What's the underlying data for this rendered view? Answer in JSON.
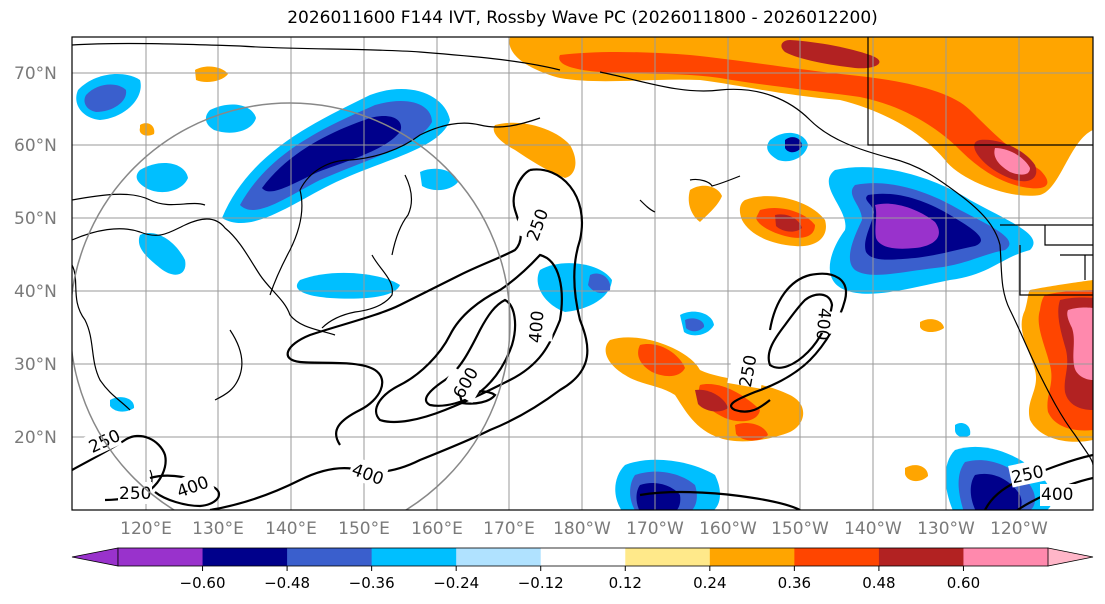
{
  "title": "2026011600 F144 IVT, Rossby Wave PC (2026011800 - 2026012200)",
  "map": {
    "lat_labels": [
      "70°N",
      "60°N",
      "50°N",
      "40°N",
      "30°N",
      "20°N"
    ],
    "lon_labels": [
      "120°E",
      "130°E",
      "140°E",
      "150°E",
      "160°E",
      "170°E",
      "180°W",
      "170°W",
      "160°W",
      "150°W",
      "140°W",
      "130°W",
      "120°W"
    ],
    "contour_labels": [
      "250",
      "400",
      "600",
      "250",
      "400",
      "250",
      "250",
      "400",
      "250",
      "400"
    ]
  },
  "colorbar": {
    "levels": [
      -0.6,
      -0.48,
      -0.36,
      -0.24,
      -0.12,
      0.12,
      0.24,
      0.36,
      0.48,
      0.6
    ],
    "tick_labels": [
      "−0.60",
      "−0.48",
      "−0.36",
      "−0.24",
      "−0.12",
      "0.12",
      "0.24",
      "0.36",
      "0.48",
      "0.60"
    ],
    "colors": [
      "#9932cc",
      "#00008b",
      "#3a5fcd",
      "#00bfff",
      "#b0e2ff",
      "#ffffff",
      "#ffe98a",
      "#ffa500",
      "#ff4500",
      "#b22222",
      "#ff89ad",
      "#ffb6c8"
    ]
  }
}
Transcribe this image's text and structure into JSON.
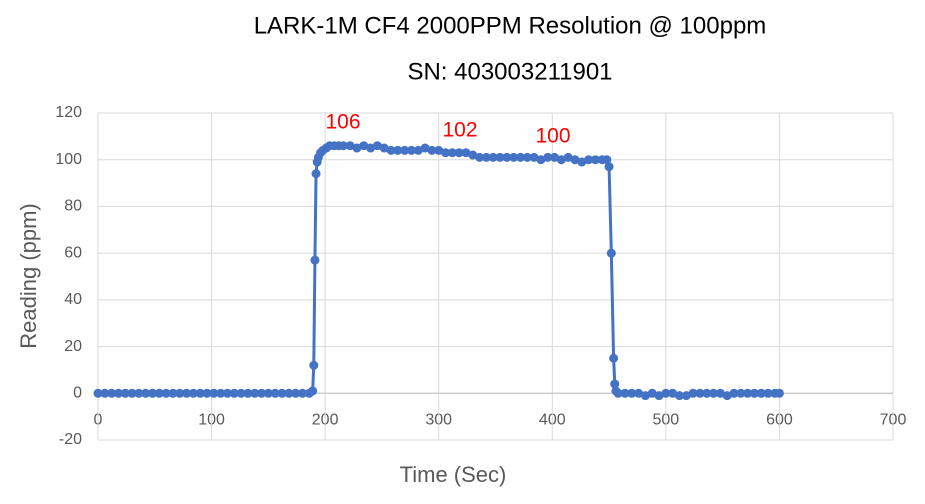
{
  "chart_data": {
    "type": "line",
    "title": "LARK-1M CF4 2000PPM Resolution @ 100ppm",
    "subtitle": "SN: 403003211901",
    "x_label": "Time (Sec)",
    "y_label": "Reading (ppm)",
    "annotations": [
      "106",
      "102",
      "100"
    ],
    "color": "#4472c4",
    "annotation_color": "#ff0000",
    "grid": true,
    "xlim": [
      0,
      700
    ],
    "xticks": [
      0,
      100,
      200,
      300,
      400,
      500,
      600,
      700
    ],
    "ylim": [
      -20,
      120
    ],
    "yticks": [
      -20,
      0,
      20,
      40,
      60,
      80,
      100,
      120
    ],
    "x": [
      0,
      6,
      12,
      18,
      24,
      30,
      36,
      42,
      48,
      54,
      60,
      66,
      72,
      78,
      84,
      90,
      96,
      102,
      108,
      114,
      120,
      126,
      132,
      138,
      144,
      150,
      156,
      162,
      168,
      174,
      180,
      186,
      189,
      190,
      191,
      192,
      193,
      194,
      196,
      198,
      201,
      204,
      208,
      212,
      216,
      222,
      228,
      234,
      240,
      246,
      252,
      258,
      264,
      270,
      276,
      282,
      288,
      294,
      300,
      306,
      312,
      318,
      324,
      330,
      336,
      342,
      348,
      354,
      360,
      366,
      372,
      378,
      384,
      390,
      396,
      402,
      408,
      414,
      420,
      426,
      432,
      438,
      444,
      448,
      450,
      452,
      454,
      455,
      456,
      458,
      464,
      470,
      476,
      482,
      488,
      494,
      500,
      506,
      512,
      518,
      524,
      530,
      536,
      542,
      548,
      554,
      560,
      566,
      572,
      578,
      584,
      590,
      596,
      600
    ],
    "values": [
      0,
      0,
      0,
      0,
      0,
      0,
      0,
      0,
      0,
      0,
      0,
      0,
      0,
      0,
      0,
      0,
      0,
      0,
      0,
      0,
      0,
      0,
      0,
      0,
      0,
      0,
      0,
      0,
      0,
      0,
      0,
      0,
      1,
      12,
      57,
      94,
      99,
      101,
      103,
      104,
      105,
      106,
      106,
      106,
      106,
      106,
      105,
      106,
      105,
      106,
      105,
      104,
      104,
      104,
      104,
      104,
      105,
      104,
      104,
      103,
      103,
      103,
      103,
      102,
      101,
      101,
      101,
      101,
      101,
      101,
      101,
      101,
      101,
      100,
      101,
      101,
      100,
      101,
      100,
      99,
      100,
      100,
      100,
      100,
      97,
      60,
      15,
      4,
      1,
      0,
      0,
      0,
      0,
      -1,
      0,
      -1,
      0,
      0,
      -1,
      -1,
      0,
      0,
      0,
      0,
      0,
      -1,
      0,
      0,
      0,
      0,
      0,
      0,
      0,
      0
    ]
  }
}
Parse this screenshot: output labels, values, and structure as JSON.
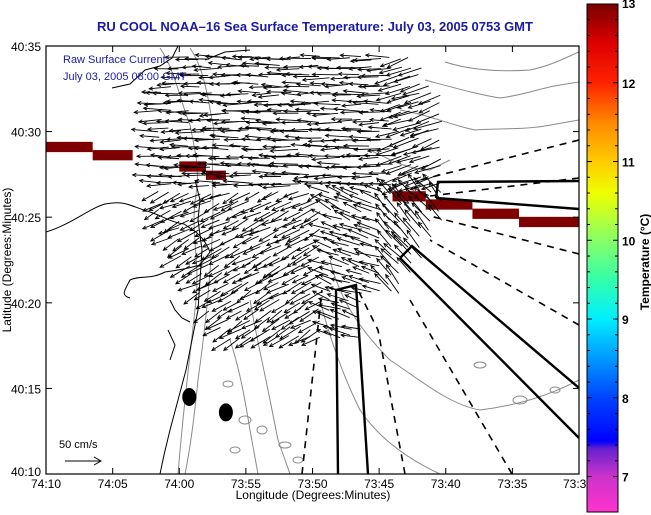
{
  "figure": {
    "title": "RU COOL  NOAA–16  Sea Surface Temperature:  July 03, 2005 0753 GMT",
    "annotation_line1": "Raw Surface Current:",
    "annotation_line2": "July 03, 2005 08:00 GMT",
    "scale_label": "50 cm/s",
    "scale_value_cm_s": 50
  },
  "axes": {
    "xlabel": "Longitude (Degrees:Minutes)",
    "ylabel": "Latitude (Degrees:Minutes)",
    "xticks": [
      "74:10",
      "74:05",
      "74:00",
      "73:55",
      "73:50",
      "73:45",
      "73:40",
      "73:35",
      "73:3"
    ],
    "xtick_values_deg": [
      -74.1667,
      -74.0833,
      -74.0,
      -73.9167,
      -73.8333,
      -73.75,
      -73.6667,
      -73.5833,
      -73.5
    ],
    "yticks": [
      "40:35",
      "40:30",
      "40:25",
      "40:20",
      "40:15",
      "40:10"
    ],
    "ytick_values_deg": [
      40.5833,
      40.5,
      40.4167,
      40.3333,
      40.25,
      40.1667
    ],
    "xlim_deg": [
      -74.1667,
      -73.5
    ],
    "ylim_deg": [
      40.1667,
      40.5833
    ]
  },
  "colorbar": {
    "label": "Temperature (°C)",
    "ticks": [
      "13",
      "12",
      "11",
      "10",
      "9",
      "8",
      "7"
    ],
    "tick_values": [
      13,
      12,
      11,
      10,
      9,
      8,
      7
    ],
    "range": [
      6.55,
      13
    ],
    "stops": [
      {
        "value": 6.55,
        "color": "#ff33cc"
      },
      {
        "value": 7.0,
        "color": "#cc33cc"
      },
      {
        "value": 7.35,
        "color": "#6622cc"
      },
      {
        "value": 7.45,
        "color": "#0000ff"
      },
      {
        "value": 8.0,
        "color": "#0044ff"
      },
      {
        "value": 8.6,
        "color": "#00aaff"
      },
      {
        "value": 9.0,
        "color": "#00eeff"
      },
      {
        "value": 9.5,
        "color": "#33ffaa"
      },
      {
        "value": 10.0,
        "color": "#88ff66"
      },
      {
        "value": 10.6,
        "color": "#eeff00"
      },
      {
        "value": 11.0,
        "color": "#ffcc00"
      },
      {
        "value": 11.5,
        "color": "#ff8800"
      },
      {
        "value": 12.0,
        "color": "#ff2200"
      },
      {
        "value": 12.5,
        "color": "#dd0000"
      },
      {
        "value": 13.0,
        "color": "#7a0000"
      }
    ]
  },
  "colors": {
    "title_blue": "#1a1aa6",
    "sst_patch": "#7f0000",
    "coast": "#000000",
    "bathymetry": "#8a8a8a"
  },
  "sst_patches": [
    {
      "lon": [
        -74.1667,
        -74.1083
      ],
      "lat": [
        40.48,
        40.49
      ]
    },
    {
      "lon": [
        -74.1083,
        -74.0583
      ],
      "lat": [
        40.472,
        40.482
      ]
    },
    {
      "lon": [
        -74.0,
        -73.9667
      ],
      "lat": [
        40.461,
        40.471
      ]
    },
    {
      "lon": [
        -73.9667,
        -73.9417
      ],
      "lat": [
        40.453,
        40.462
      ]
    },
    {
      "lon": [
        -73.7333,
        -73.6917
      ],
      "lat": [
        40.432,
        40.442
      ]
    },
    {
      "lon": [
        -73.6917,
        -73.6333
      ],
      "lat": [
        40.424,
        40.434
      ]
    },
    {
      "lon": [
        -73.6333,
        -73.575
      ],
      "lat": [
        40.415,
        40.425
      ]
    },
    {
      "lon": [
        -73.575,
        -73.5
      ],
      "lat": [
        40.407,
        40.417
      ]
    }
  ],
  "features": {
    "disposal_sites": [
      {
        "lon": -73.9875,
        "lat": 40.2417
      },
      {
        "lon": -73.9417,
        "lat": 40.2267
      }
    ]
  }
}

> [What to do] Write out every line of the listing that holds the word "July".

> [Finished task]
    "title": "RU COOL  NOAA–16  Sea Surface Temperature:  July 03, 2005 0753 GMT",
    "annotation_line2": "July 03, 2005 08:00 GMT",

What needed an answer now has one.